● RECORDS FOR PROCESSING
[start]
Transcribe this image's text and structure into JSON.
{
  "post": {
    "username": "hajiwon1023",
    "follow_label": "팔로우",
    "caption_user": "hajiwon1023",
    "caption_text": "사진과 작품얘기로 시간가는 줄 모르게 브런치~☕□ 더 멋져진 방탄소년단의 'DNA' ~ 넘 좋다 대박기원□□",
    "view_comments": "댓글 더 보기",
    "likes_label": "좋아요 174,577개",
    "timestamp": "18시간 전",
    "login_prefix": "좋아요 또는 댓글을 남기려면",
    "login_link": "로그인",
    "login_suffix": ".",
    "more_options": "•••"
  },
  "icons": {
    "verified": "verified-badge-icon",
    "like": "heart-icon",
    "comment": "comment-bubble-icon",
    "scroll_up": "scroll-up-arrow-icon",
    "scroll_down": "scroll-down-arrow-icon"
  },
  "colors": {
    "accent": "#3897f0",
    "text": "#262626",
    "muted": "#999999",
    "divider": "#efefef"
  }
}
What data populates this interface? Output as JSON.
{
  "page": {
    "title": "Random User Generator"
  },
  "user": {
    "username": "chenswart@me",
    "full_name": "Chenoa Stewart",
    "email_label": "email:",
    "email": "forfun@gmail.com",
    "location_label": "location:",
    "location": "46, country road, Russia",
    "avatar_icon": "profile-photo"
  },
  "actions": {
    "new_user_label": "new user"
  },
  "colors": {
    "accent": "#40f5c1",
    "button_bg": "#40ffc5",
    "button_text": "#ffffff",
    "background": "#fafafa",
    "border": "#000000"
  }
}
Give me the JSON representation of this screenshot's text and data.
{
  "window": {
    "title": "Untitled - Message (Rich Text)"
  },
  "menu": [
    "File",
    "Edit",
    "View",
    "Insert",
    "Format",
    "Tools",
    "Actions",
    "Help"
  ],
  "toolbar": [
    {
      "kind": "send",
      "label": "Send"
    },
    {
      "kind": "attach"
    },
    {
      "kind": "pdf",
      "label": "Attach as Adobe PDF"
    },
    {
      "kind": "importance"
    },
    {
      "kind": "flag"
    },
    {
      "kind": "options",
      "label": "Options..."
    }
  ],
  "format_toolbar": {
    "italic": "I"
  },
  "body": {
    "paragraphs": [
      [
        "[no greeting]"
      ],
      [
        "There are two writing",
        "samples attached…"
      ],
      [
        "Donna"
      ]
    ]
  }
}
[end]
● BRIEF
Search the entries for "username" and copy out each line that has it.

● WORKED ANSWER
    "username": "hajiwon1023",
    "username": "chenswart@me",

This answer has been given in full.